- Stored data entries:
------------------------------

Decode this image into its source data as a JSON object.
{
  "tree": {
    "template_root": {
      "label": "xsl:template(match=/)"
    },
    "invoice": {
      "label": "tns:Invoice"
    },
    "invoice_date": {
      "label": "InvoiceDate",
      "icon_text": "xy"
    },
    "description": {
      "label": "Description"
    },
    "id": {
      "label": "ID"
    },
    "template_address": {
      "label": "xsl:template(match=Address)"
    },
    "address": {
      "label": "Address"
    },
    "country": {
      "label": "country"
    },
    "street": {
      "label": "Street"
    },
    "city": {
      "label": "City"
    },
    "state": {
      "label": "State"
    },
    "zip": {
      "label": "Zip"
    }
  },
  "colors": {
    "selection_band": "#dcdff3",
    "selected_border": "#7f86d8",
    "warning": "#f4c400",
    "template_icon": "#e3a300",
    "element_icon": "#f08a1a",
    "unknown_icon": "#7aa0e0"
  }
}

------------------------------

- JOB:
Display every line of the listing that contains the string "label".

- FULL ANSWER:
      "label": "xsl:template(match=/)"
      "label": "tns:Invoice"
      "label": "InvoiceDate",
      "label": "Description"
      "label": "ID"
      "label": "xsl:template(match=Address)"
      "label": "Address"
      "label": "country"
      "label": "Street"
      "label": "City"
      "label": "State"
      "label": "Zip"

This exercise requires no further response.